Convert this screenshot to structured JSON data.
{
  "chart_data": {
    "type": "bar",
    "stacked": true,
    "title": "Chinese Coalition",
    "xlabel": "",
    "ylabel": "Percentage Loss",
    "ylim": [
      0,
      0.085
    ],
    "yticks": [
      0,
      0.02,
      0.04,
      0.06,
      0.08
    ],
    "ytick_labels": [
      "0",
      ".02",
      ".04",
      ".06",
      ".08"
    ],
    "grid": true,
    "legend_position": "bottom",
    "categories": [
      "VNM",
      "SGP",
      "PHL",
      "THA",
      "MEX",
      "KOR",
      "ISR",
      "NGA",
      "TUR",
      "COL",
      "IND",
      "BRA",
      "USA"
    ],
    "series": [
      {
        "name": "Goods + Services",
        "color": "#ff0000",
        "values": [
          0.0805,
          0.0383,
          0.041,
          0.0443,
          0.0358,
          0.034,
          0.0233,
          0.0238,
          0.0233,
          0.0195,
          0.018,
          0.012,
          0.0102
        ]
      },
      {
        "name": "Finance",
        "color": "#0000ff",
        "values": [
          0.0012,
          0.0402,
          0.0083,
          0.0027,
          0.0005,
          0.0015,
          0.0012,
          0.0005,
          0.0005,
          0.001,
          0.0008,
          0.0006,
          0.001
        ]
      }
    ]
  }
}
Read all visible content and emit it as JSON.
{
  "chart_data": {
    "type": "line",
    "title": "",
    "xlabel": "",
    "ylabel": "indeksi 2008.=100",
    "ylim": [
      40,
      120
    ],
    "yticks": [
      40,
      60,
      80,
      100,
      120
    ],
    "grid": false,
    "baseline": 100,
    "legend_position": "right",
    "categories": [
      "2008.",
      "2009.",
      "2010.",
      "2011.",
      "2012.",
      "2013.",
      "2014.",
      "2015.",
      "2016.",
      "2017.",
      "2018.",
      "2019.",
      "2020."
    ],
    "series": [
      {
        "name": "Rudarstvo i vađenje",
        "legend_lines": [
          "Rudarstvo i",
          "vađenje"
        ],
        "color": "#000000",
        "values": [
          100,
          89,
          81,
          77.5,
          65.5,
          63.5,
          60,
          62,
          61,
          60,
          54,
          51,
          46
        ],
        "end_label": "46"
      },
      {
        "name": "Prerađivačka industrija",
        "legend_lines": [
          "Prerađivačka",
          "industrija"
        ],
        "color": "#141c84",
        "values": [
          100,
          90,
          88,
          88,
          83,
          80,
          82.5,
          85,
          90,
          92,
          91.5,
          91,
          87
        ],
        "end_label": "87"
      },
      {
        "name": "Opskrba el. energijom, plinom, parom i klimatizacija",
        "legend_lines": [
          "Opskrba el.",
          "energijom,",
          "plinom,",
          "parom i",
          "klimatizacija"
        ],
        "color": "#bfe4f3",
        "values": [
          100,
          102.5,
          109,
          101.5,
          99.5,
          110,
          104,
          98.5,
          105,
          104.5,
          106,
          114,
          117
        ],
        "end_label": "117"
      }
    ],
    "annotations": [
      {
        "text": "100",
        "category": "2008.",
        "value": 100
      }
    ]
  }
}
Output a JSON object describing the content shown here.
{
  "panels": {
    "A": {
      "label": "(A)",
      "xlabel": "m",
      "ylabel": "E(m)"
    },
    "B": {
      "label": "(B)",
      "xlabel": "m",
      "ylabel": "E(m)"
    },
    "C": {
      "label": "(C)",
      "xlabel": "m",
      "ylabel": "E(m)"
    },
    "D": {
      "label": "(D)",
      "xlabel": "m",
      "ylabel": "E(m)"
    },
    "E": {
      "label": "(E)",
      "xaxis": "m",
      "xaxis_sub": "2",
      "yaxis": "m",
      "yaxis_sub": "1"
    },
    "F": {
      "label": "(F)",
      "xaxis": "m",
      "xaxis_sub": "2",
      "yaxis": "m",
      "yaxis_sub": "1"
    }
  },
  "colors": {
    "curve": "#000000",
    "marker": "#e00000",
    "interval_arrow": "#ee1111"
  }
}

### [Stated goal]
Please repeat the listing above in full and exactly.

### [Solution to the exercise]
Convert this screenshot to structured JSON data.
{
  "chart_data": {
    "type": "bar",
    "stacked": true,
    "title": "Chinese Coalition",
    "xlabel": "",
    "ylabel": "Percentage Loss",
    "ylim": [
      0,
      0.085
    ],
    "yticks": [
      0,
      0.02,
      0.04,
      0.06,
      0.08
    ],
    "ytick_labels": [
      "0",
      ".02",
      ".04",
      ".06",
      ".08"
    ],
    "grid": true,
    "legend_position": "bottom",
    "categories": [
      "VNM",
      "SGP",
      "PHL",
      "THA",
      "MEX",
      "KOR",
      "ISR",
      "NGA",
      "TUR",
      "COL",
      "IND",
      "BRA",
      "USA"
    ],
    "series": [
      {
        "name": "Goods + Services",
        "color": "#ff0000",
        "values": [
          0.0805,
          0.0383,
          0.041,
          0.0443,
          0.0358,
          0.034,
          0.0233,
          0.0238,
          0.0233,
          0.0195,
          0.018,
          0.012,
          0.0102
        ]
      },
      {
        "name": "Finance",
        "color": "#0000ff",
        "values": [
          0.0012,
          0.0402,
          0.0083,
          0.0027,
          0.0005,
          0.0015,
          0.0012,
          0.0005,
          0.0005,
          0.001,
          0.0008,
          0.0006,
          0.001
        ]
      }
    ]
  }
}
Read all visible content and emit it as JSON.
{
  "chart_data": {
    "type": "line",
    "title": "",
    "xlabel": "",
    "ylabel": "indeksi 2008.=100",
    "ylim": [
      40,
      120
    ],
    "yticks": [
      40,
      60,
      80,
      100,
      120
    ],
    "grid": false,
    "baseline": 100,
    "legend_position": "right",
    "categories": [
      "2008.",
      "2009.",
      "2010.",
      "2011.",
      "2012.",
      "2013.",
      "2014.",
      "2015.",
      "2016.",
      "2017.",
      "2018.",
      "2019.",
      "2020."
    ],
    "series": [
      {
        "name": "Rudarstvo i vađenje",
        "legend_lines": [
          "Rudarstvo i",
          "vađenje"
        ],
        "color": "#000000",
        "values": [
          100,
          89,
          81,
          77.5,
          65.5,
          63.5,
          60,
          62,
          61,
          60,
          54,
          51,
          46
        ],
        "end_label": "46"
      },
      {
        "name": "Prerađivačka industrija",
        "legend_lines": [
          "Prerađivačka",
          "industrija"
        ],
        "color": "#141c84",
        "values": [
          100,
          90,
          88,
          88,
          83,
          80,
          82.5,
          85,
          90,
          92,
          91.5,
          91,
          87
        ],
        "end_label": "87"
      },
      {
        "name": "Opskrba el. energijom, plinom, parom i klimatizacija",
        "legend_lines": [
          "Opskrba el.",
          "energijom,",
          "plinom,",
          "parom i",
          "klimatizacija"
        ],
        "color": "#bfe4f3",
        "values": [
          100,
          102.5,
          109,
          101.5,
          99.5,
          110,
          104,
          98.5,
          105,
          104.5,
          106,
          114,
          117
        ],
        "end_label": "117"
      }
    ],
    "annotations": [
      {
        "text": "100",
        "category": "2008.",
        "value": 100
      }
    ]
  }
}
Output a JSON object describing the content shown here.
{
  "panels": {
    "A": {
      "label": "(A)",
      "xlabel": "m",
      "ylabel": "E(m)"
    },
    "B": {
      "label": "(B)",
      "xlabel": "m",
      "ylabel": "E(m)"
    },
    "C": {
      "label": "(C)",
      "xlabel": "m",
      "ylabel": "E(m)"
    },
    "D": {
      "label": "(D)",
      "xlabel": "m",
      "ylabel": "E(m)"
    },
    "E": {
      "label": "(E)",
      "xaxis": "m",
      "xaxis_sub": "2",
      "yaxis": "m",
      "yaxis_sub": "1"
    },
    "F": {
      "label": "(F)",
      "xaxis": "m",
      "xaxis_sub": "2",
      "yaxis": "m",
      "yaxis_sub": "1"
    }
  },
  "colors": {
    "curve": "#000000",
    "marker": "#e00000",
    "interval_arrow": "#ee1111"
  }
}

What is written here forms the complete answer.